Written problem:
The listing below should be copied in full, word for word.

[Dataset entries]
________________________________________

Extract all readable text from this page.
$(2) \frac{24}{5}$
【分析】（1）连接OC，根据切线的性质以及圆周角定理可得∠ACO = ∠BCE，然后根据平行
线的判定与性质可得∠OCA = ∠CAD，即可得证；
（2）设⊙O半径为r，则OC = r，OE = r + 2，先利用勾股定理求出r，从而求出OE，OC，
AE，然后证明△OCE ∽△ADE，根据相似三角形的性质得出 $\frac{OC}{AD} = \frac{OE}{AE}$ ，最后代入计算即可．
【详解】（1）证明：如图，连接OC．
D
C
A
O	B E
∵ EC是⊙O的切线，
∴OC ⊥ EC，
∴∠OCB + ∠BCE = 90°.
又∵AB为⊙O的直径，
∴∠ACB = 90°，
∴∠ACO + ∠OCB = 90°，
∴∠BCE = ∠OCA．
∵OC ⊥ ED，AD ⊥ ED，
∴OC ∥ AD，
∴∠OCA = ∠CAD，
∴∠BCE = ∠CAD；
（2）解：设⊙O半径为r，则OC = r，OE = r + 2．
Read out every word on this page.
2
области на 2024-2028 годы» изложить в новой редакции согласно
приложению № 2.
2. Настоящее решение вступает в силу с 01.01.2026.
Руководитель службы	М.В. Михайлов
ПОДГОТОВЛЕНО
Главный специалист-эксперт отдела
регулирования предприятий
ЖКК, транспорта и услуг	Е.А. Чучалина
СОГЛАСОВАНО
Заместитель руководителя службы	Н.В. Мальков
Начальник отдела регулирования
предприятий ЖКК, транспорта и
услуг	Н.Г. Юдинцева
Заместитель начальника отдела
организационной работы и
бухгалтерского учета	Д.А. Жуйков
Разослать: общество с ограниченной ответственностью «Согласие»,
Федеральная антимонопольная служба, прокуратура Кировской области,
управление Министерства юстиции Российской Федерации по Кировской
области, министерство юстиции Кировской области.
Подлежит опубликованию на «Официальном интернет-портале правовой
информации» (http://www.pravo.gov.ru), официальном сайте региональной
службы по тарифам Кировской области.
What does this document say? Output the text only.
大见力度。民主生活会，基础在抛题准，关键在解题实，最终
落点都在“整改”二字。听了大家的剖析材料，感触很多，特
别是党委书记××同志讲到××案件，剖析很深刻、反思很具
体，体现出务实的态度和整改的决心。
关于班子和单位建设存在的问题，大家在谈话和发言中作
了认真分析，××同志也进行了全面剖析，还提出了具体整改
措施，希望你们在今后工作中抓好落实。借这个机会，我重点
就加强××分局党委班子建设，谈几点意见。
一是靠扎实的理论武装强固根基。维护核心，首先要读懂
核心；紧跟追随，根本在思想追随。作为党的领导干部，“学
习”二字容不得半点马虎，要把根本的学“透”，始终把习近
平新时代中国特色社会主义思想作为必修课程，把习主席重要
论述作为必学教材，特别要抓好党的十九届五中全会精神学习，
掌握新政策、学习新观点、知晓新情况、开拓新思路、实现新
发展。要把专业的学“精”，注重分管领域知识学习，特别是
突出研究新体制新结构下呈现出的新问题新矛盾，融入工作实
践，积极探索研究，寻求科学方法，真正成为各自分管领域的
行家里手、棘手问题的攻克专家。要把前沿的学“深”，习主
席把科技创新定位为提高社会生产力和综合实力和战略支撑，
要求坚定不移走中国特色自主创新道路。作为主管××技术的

________________________________________

Answer for the task:
Extract all readable text from this page.
$(2) \frac{24}{5}$
【分析】（1）连接OC，根据切线的性质以及圆周角定理可得∠ACO = ∠BCE，然后根据平行
线的判定与性质可得∠OCA = ∠CAD，即可得证；
（2）设⊙O半径为r，则OC = r，OE = r + 2，先利用勾股定理求出r，从而求出OE，OC，
AE，然后证明△OCE ∽△ADE，根据相似三角形的性质得出 $\frac{OC}{AD} = \frac{OE}{AE}$ ，最后代入计算即可．
【详解】（1）证明：如图，连接OC．
D
C
A
O	B E
∵ EC是⊙O的切线，
∴OC ⊥ EC，
∴∠OCB + ∠BCE = 90°.
又∵AB为⊙O的直径，
∴∠ACB = 90°，
∴∠ACO + ∠OCB = 90°，
∴∠BCE = ∠OCA．
∵OC ⊥ ED，AD ⊥ ED，
∴OC ∥ AD，
∴∠OCA = ∠CAD，
∴∠BCE = ∠CAD；
（2）解：设⊙O半径为r，则OC = r，OE = r + 2．
Read out every word on this page.
2
области на 2024-2028 годы» изложить в новой редакции согласно
приложению № 2.
2. Настоящее решение вступает в силу с 01.01.2026.
Руководитель службы	М.В. Михайлов
ПОДГОТОВЛЕНО
Главный специалист-эксперт отдела
регулирования предприятий
ЖКК, транспорта и услуг	Е.А. Чучалина
СОГЛАСОВАНО
Заместитель руководителя службы	Н.В. Мальков
Начальник отдела регулирования
предприятий ЖКК, транспорта и
услуг	Н.Г. Юдинцева
Заместитель начальника отдела
организационной работы и
бухгалтерского учета	Д.А. Жуйков
Разослать: общество с ограниченной ответственностью «Согласие»,
Федеральная антимонопольная служба, прокуратура Кировской области,
управление Министерства юстиции Российской Федерации по Кировской
области, министерство юстиции Кировской области.
Подлежит опубликованию на «Официальном интернет-портале правовой
информации» (http://www.pravo.gov.ru), официальном сайте региональной
службы по тарифам Кировской области.
What does this document say? Output the text only.
大见力度。民主生活会，基础在抛题准，关键在解题实，最终
落点都在“整改”二字。听了大家的剖析材料，感触很多，特
别是党委书记××同志讲到××案件，剖析很深刻、反思很具
体，体现出务实的态度和整改的决心。
关于班子和单位建设存在的问题，大家在谈话和发言中作
了认真分析，××同志也进行了全面剖析，还提出了具体整改
措施，希望你们在今后工作中抓好落实。借这个机会，我重点
就加强××分局党委班子建设，谈几点意见。
一是靠扎实的理论武装强固根基。维护核心，首先要读懂
核心；紧跟追随，根本在思想追随。作为党的领导干部，“学
习”二字容不得半点马虎，要把根本的学“透”，始终把习近
平新时代中国特色社会主义思想作为必修课程，把习主席重要
论述作为必学教材，特别要抓好党的十九届五中全会精神学习，
掌握新政策、学习新观点、知晓新情况、开拓新思路、实现新
发展。要把专业的学“精”，注重分管领域知识学习，特别是
突出研究新体制新结构下呈现出的新问题新矛盾，融入工作实
践，积极探索研究，寻求科学方法，真正成为各自分管领域的
行家里手、棘手问题的攻克专家。要把前沿的学“深”，习主
席把科技创新定位为提高社会生产力和综合实力和战略支撑，
要求坚定不移走中国特色自主创新道路。作为主管××技术的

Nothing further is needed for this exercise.